--- DATASET ---

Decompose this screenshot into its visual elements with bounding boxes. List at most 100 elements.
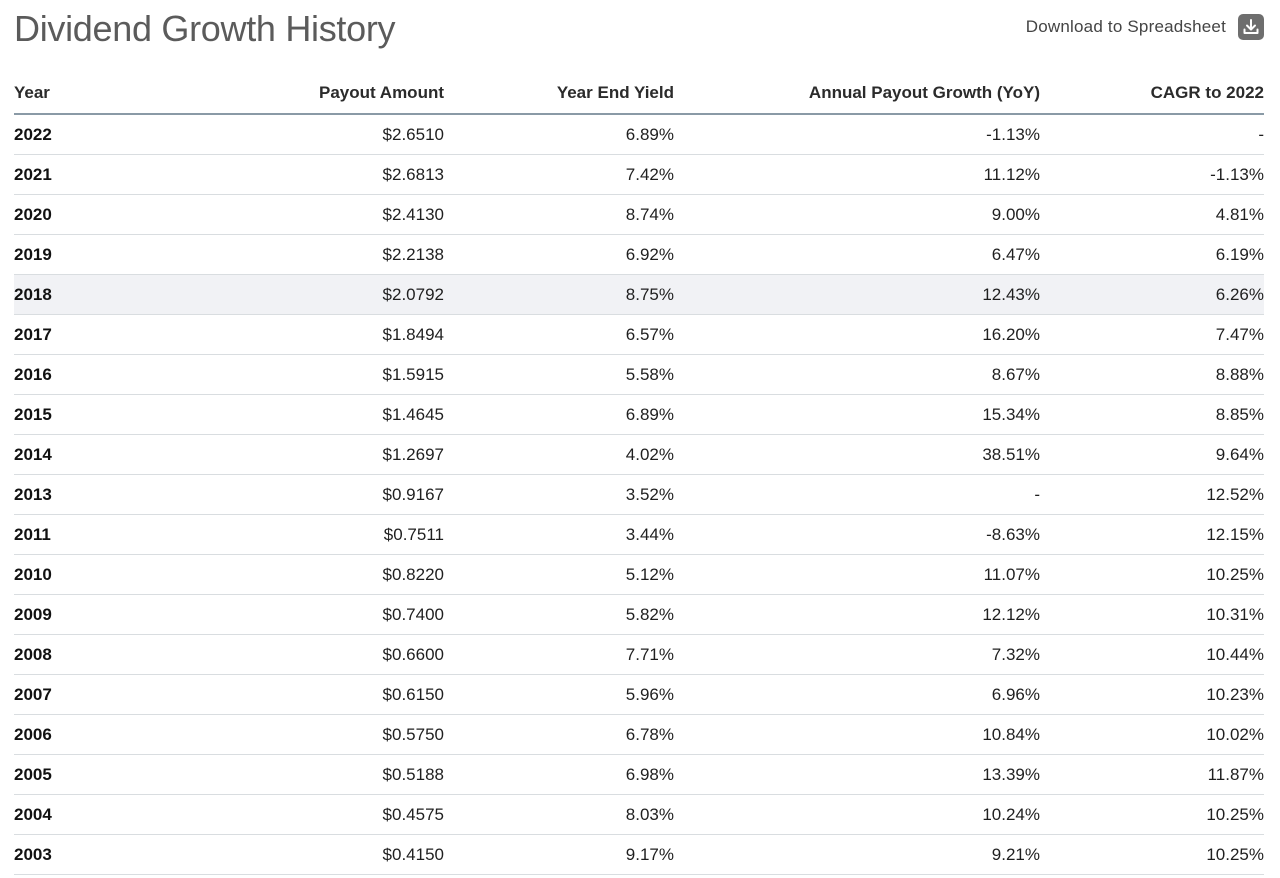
payout-amount-cell: $2.6510 xyxy=(214,114,444,155)
column-header-annual-payout-growth[interactable]: Annual Payout Growth (YoY) xyxy=(674,73,1040,115)
annual-payout-growth-cell: 10.84% xyxy=(674,714,1040,755)
table-row: 2013 $0.9167 3.52% -12.52% xyxy=(14,474,1264,515)
payout-amount-cell: $0.5188 xyxy=(214,754,444,795)
payout-amount-cell: $0.9167 xyxy=(214,474,444,515)
dividend-history-table-container: Year Payout Amount Year End Yield Annual Pa… xyxy=(14,73,1264,875)
payout-amount-cell: $1.5915 xyxy=(214,354,444,395)
payout-amount-cell: $0.7511 xyxy=(214,514,444,555)
table-row: 2017 $1.8494 6.57% 16.20% 7.47% xyxy=(14,314,1264,355)
year-cell: 2018 xyxy=(14,274,214,315)
cagr-cell: 10.25% xyxy=(1040,834,1264,875)
dividend-history-table: Year Payout Amount Year End Yield Annual Pa… xyxy=(14,73,1264,875)
annual-payout-growth-cell: - xyxy=(674,474,1040,515)
annual-payout-growth-cell: 7.32% xyxy=(674,634,1040,675)
table-row: 2008 $0.6600 7.71% 7.32% 10.44% xyxy=(14,634,1264,675)
year-end-yield-cell: 6.89% xyxy=(444,114,674,155)
table-row: 2009 $0.7400 5.82% 12.12% 10.31% xyxy=(14,594,1264,635)
annual-payout-growth-cell: 13.39% xyxy=(674,754,1040,795)
payout-amount-cell: $0.4150 xyxy=(214,834,444,875)
payout-amount-cell: $0.7400 xyxy=(214,594,444,635)
year-end-yield-cell: 7.71% xyxy=(444,634,674,675)
cagr-cell: 6.19% xyxy=(1040,234,1264,275)
year-cell: 2014 xyxy=(14,434,214,475)
payout-amount-cell: $2.6813 xyxy=(214,154,444,195)
cagr-cell: 10.25% xyxy=(1040,794,1264,835)
year-end-yield-cell: 3.44% xyxy=(444,514,674,555)
table-row: 2003 $0.4150 9.17% 9.21% 10.25% xyxy=(14,834,1264,875)
download-icon[interactable] xyxy=(1238,14,1264,40)
payout-amount-cell: $0.6600 xyxy=(214,634,444,675)
column-header-year-end-yield[interactable]: Year End Yield xyxy=(444,73,674,115)
cagr-cell: 8.88% xyxy=(1040,354,1264,395)
year-cell: 2015 xyxy=(14,394,214,435)
annual-payout-growth-cell: 12.43% xyxy=(674,274,1040,315)
cagr-cell: 10.44% xyxy=(1040,634,1264,675)
table-row: 2011 $0.7511 3.44% -8.63% 12.15% xyxy=(14,514,1264,555)
year-cell: 2017 xyxy=(14,314,214,355)
payout-amount-cell: $2.2138 xyxy=(214,234,444,275)
annual-payout-growth-cell: -8.63% xyxy=(674,514,1040,555)
table-row: 2021 $2.6813 7.42% 11.12% -1.13% xyxy=(14,154,1264,195)
payout-amount-cell: $2.4130 xyxy=(214,194,444,235)
cagr-cell: 12.15% xyxy=(1040,514,1264,555)
year-cell: 2009 xyxy=(14,594,214,635)
year-cell: 2010 xyxy=(14,554,214,595)
column-header-payout-amount[interactable]: Payout Amount xyxy=(214,73,444,115)
year-end-yield-cell: 8.03% xyxy=(444,794,674,835)
table-row: 2020 $2.4130 8.74% 9.00% 4.81% xyxy=(14,194,1264,235)
payout-amount-cell: $0.5750 xyxy=(214,714,444,755)
cagr-cell: 10.02% xyxy=(1040,714,1264,755)
payout-amount-cell: $1.2697 xyxy=(214,434,444,475)
table-row: 2014 $1.2697 4.02% 38.51% 9.64% xyxy=(14,434,1264,475)
year-cell: 2011 xyxy=(14,514,214,555)
annual-payout-growth-cell: 38.51% xyxy=(674,434,1040,475)
annual-payout-growth-cell: 9.21% xyxy=(674,834,1040,875)
cagr-cell: 10.31% xyxy=(1040,594,1264,635)
year-cell: 2006 xyxy=(14,714,214,755)
year-cell: 2005 xyxy=(14,754,214,795)
payout-amount-cell: $0.8220 xyxy=(214,554,444,595)
year-cell: 2016 xyxy=(14,354,214,395)
annual-payout-growth-cell: 9.00% xyxy=(674,194,1040,235)
year-end-yield-cell: 6.57% xyxy=(444,314,674,355)
download-label: Download to Spreadsheet xyxy=(1025,17,1226,36)
cagr-cell: 9.64% xyxy=(1040,434,1264,475)
year-cell: 2020 xyxy=(14,194,214,235)
year-end-yield-cell: 9.17% xyxy=(444,834,674,875)
year-end-yield-cell: 6.78% xyxy=(444,714,674,755)
download-to-spreadsheet-button[interactable]: Download to Spreadsheet xyxy=(1026,14,1264,40)
annual-payout-growth-cell: -1.13% xyxy=(674,114,1040,155)
annual-payout-growth-cell: 6.47% xyxy=(674,234,1040,275)
cagr-cell: 6.26% xyxy=(1040,274,1264,315)
table-row: 2005 $0.5188 6.98% 13.39% 11.87% xyxy=(14,754,1264,795)
cagr-cell: 10.23% xyxy=(1040,674,1264,715)
year-end-yield-cell: 6.92% xyxy=(444,234,674,275)
payout-amount-cell: $1.4645 xyxy=(214,394,444,435)
year-cell: 2008 xyxy=(14,634,214,675)
payout-amount-cell: $0.4575 xyxy=(214,794,444,835)
page-title: Dividend Growth History xyxy=(14,8,396,49)
year-end-yield-cell: 5.96% xyxy=(444,674,674,715)
column-header-year[interactable]: Year xyxy=(14,73,214,115)
year-cell: 2022 xyxy=(14,114,214,155)
payout-amount-cell: $1.8494 xyxy=(214,314,444,355)
year-cell: 2013 xyxy=(14,474,214,515)
table-row: 2018 $2.0792 8.75% 12.43% 6.26% xyxy=(14,274,1264,315)
table-row: 2004 $0.4575 8.03% 10.24% 10.25% xyxy=(14,794,1264,835)
annual-payout-growth-cell: 10.24% xyxy=(674,794,1040,835)
year-end-yield-cell: 7.42% xyxy=(444,154,674,195)
table-row: 2016 $1.5915 5.58% 8.67% 8.88% xyxy=(14,354,1264,395)
payout-amount-cell: $2.0792 xyxy=(214,274,444,315)
cagr-cell: 10.25% xyxy=(1040,554,1264,595)
cagr-cell: 12.52% xyxy=(1040,474,1264,515)
table-row: 2015 $1.4645 6.89% 15.34% 8.85% xyxy=(14,394,1264,435)
table-row: 2019 $2.2138 6.92% 6.47% 6.19% xyxy=(14,234,1264,275)
cagr-cell: 8.85% xyxy=(1040,394,1264,435)
year-cell: 2007 xyxy=(14,674,214,715)
year-end-yield-cell: 8.75% xyxy=(444,274,674,315)
table-row: 2010 $0.8220 5.12% 11.07% 10.25% xyxy=(14,554,1264,595)
cagr-cell: - xyxy=(1040,114,1264,155)
annual-payout-growth-cell: 6.96% xyxy=(674,674,1040,715)
column-header-cagr[interactable]: CAGR to 2022 xyxy=(1040,73,1264,115)
year-cell: 2019 xyxy=(14,234,214,275)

---

* PROBLEM TO SOLVE: Write out the listing above line for line, without changing anything, but leave out the picture.

* SOLVED PROBLEM:
Decompose this screenshot into its visual elements with bounding boxes. List at most 100 elements.
payout-amount-cell: $2.6510 xyxy=(214,114,444,155)
column-header-annual-payout-growth[interactable]: Annual Payout Growth (YoY) xyxy=(674,73,1040,115)
annual-payout-growth-cell: 10.84% xyxy=(674,714,1040,755)
table-row: 2013 $0.9167 3.52% -12.52% xyxy=(14,474,1264,515)
payout-amount-cell: $0.5188 xyxy=(214,754,444,795)
payout-amount-cell: $0.9167 xyxy=(214,474,444,515)
dividend-history-table-container: Year Payout Amount Year End Yield Annual Pa… xyxy=(14,73,1264,875)
payout-amount-cell: $1.5915 xyxy=(214,354,444,395)
payout-amount-cell: $0.7511 xyxy=(214,514,444,555)
table-row: 2017 $1.8494 6.57% 16.20% 7.47% xyxy=(14,314,1264,355)
year-cell: 2018 xyxy=(14,274,214,315)
cagr-cell: 10.25% xyxy=(1040,834,1264,875)
dividend-history-table: Year Payout Amount Year End Yield Annual Pa… xyxy=(14,73,1264,875)
annual-payout-growth-cell: - xyxy=(674,474,1040,515)
annual-payout-growth-cell: 7.32% xyxy=(674,634,1040,675)
table-row: 2008 $0.6600 7.71% 7.32% 10.44% xyxy=(14,634,1264,675)
year-end-yield-cell: 6.89% xyxy=(444,114,674,155)
table-row: 2009 $0.7400 5.82% 12.12% 10.31% xyxy=(14,594,1264,635)
annual-payout-growth-cell: 13.39% xyxy=(674,754,1040,795)
payout-amount-cell: $0.4150 xyxy=(214,834,444,875)
payout-amount-cell: $0.7400 xyxy=(214,594,444,635)
year-end-yield-cell: 7.71% xyxy=(444,634,674,675)
cagr-cell: 6.19% xyxy=(1040,234,1264,275)
year-cell: 2014 xyxy=(14,434,214,475)
payout-amount-cell: $2.6813 xyxy=(214,154,444,195)
cagr-cell: 10.25% xyxy=(1040,794,1264,835)
year-end-yield-cell: 3.44% xyxy=(444,514,674,555)
table-row: 2003 $0.4150 9.17% 9.21% 10.25% xyxy=(14,834,1264,875)
download-icon[interactable] xyxy=(1238,14,1264,40)
payout-amount-cell: $0.6600 xyxy=(214,634,444,675)
column-header-year-end-yield[interactable]: Year End Yield xyxy=(444,73,674,115)
cagr-cell: 8.88% xyxy=(1040,354,1264,395)
year-cell: 2015 xyxy=(14,394,214,435)
annual-payout-growth-cell: 12.43% xyxy=(674,274,1040,315)
cagr-cell: 10.44% xyxy=(1040,634,1264,675)
table-row: 2011 $0.7511 3.44% -8.63% 12.15% xyxy=(14,514,1264,555)
year-cell: 2017 xyxy=(14,314,214,355)
payout-amount-cell: $2.2138 xyxy=(214,234,444,275)
annual-payout-growth-cell: -8.63% xyxy=(674,514,1040,555)
table-row: 2021 $2.6813 7.42% 11.12% -1.13% xyxy=(14,154,1264,195)
payout-amount-cell: $2.4130 xyxy=(214,194,444,235)
cagr-cell: 12.15% xyxy=(1040,514,1264,555)
year-cell: 2009 xyxy=(14,594,214,635)
year-cell: 2010 xyxy=(14,554,214,595)
column-header-payout-amount[interactable]: Payout Amount xyxy=(214,73,444,115)
year-end-yield-cell: 8.03% xyxy=(444,794,674,835)
table-row: 2020 $2.4130 8.74% 9.00% 4.81% xyxy=(14,194,1264,235)
payout-amount-cell: $0.5750 xyxy=(214,714,444,755)
cagr-cell: 10.02% xyxy=(1040,714,1264,755)
payout-amount-cell: $1.2697 xyxy=(214,434,444,475)
table-row: 2014 $1.2697 4.02% 38.51% 9.64% xyxy=(14,434,1264,475)
year-cell: 2011 xyxy=(14,514,214,555)
annual-payout-growth-cell: 38.51% xyxy=(674,434,1040,475)
annual-payout-growth-cell: 9.21% xyxy=(674,834,1040,875)
cagr-cell: 10.31% xyxy=(1040,594,1264,635)
year-cell: 2006 xyxy=(14,714,214,755)
year-cell: 2005 xyxy=(14,754,214,795)
payout-amount-cell: $0.8220 xyxy=(214,554,444,595)
year-cell: 2016 xyxy=(14,354,214,395)
annual-payout-growth-cell: 9.00% xyxy=(674,194,1040,235)
year-end-yield-cell: 6.57% xyxy=(444,314,674,355)
download-label: Download to Spreadsheet xyxy=(1025,17,1226,36)
cagr-cell: 9.64% xyxy=(1040,434,1264,475)
year-cell: 2020 xyxy=(14,194,214,235)
year-end-yield-cell: 9.17% xyxy=(444,834,674,875)
year-end-yield-cell: 6.78% xyxy=(444,714,674,755)
download-to-spreadsheet-button[interactable]: Download to Spreadsheet xyxy=(1026,14,1264,40)
annual-payout-growth-cell: -1.13% xyxy=(674,114,1040,155)
annual-payout-growth-cell: 6.47% xyxy=(674,234,1040,275)
cagr-cell: 6.26% xyxy=(1040,274,1264,315)
table-row: 2005 $0.5188 6.98% 13.39% 11.87% xyxy=(14,754,1264,795)
cagr-cell: 10.23% xyxy=(1040,674,1264,715)
year-end-yield-cell: 6.92% xyxy=(444,234,674,275)
payout-amount-cell: $1.4645 xyxy=(214,394,444,435)
year-cell: 2008 xyxy=(14,634,214,675)
payout-amount-cell: $0.4575 xyxy=(214,794,444,835)
page-title: Dividend Growth History xyxy=(14,8,396,49)
year-end-yield-cell: 5.96% xyxy=(444,674,674,715)
column-header-year[interactable]: Year xyxy=(14,73,214,115)
year-cell: 2022 xyxy=(14,114,214,155)
payout-amount-cell: $1.8494 xyxy=(214,314,444,355)
year-cell: 2013 xyxy=(14,474,214,515)
table-row: 2018 $2.0792 8.75% 12.43% 6.26% xyxy=(14,274,1264,315)
table-row: 2004 $0.4575 8.03% 10.24% 10.25% xyxy=(14,794,1264,835)
annual-payout-growth-cell: 10.24% xyxy=(674,794,1040,835)
year-end-yield-cell: 7.42% xyxy=(444,154,674,195)
table-row: 2016 $1.5915 5.58% 8.67% 8.88% xyxy=(14,354,1264,395)
payout-amount-cell: $2.0792 xyxy=(214,274,444,315)
cagr-cell: 10.25% xyxy=(1040,554,1264,595)
cagr-cell: 12.52% xyxy=(1040,474,1264,515)
table-row: 2015 $1.4645 6.89% 15.34% 8.85% xyxy=(14,394,1264,435)
table-row: 2019 $2.2138 6.92% 6.47% 6.19% xyxy=(14,234,1264,275)
cagr-cell: 8.85% xyxy=(1040,394,1264,435)
year-cell: 2007 xyxy=(14,674,214,715)
year-end-yield-cell: 8.75% xyxy=(444,274,674,315)
table-row: 2010 $0.8220 5.12% 11.07% 10.25% xyxy=(14,554,1264,595)
cagr-cell: - xyxy=(1040,114,1264,155)
annual-payout-growth-cell: 6.96% xyxy=(674,674,1040,715)
column-header-cagr[interactable]: CAGR to 2022 xyxy=(1040,73,1264,115)
year-cell: 2019 xyxy=(14,234,214,275)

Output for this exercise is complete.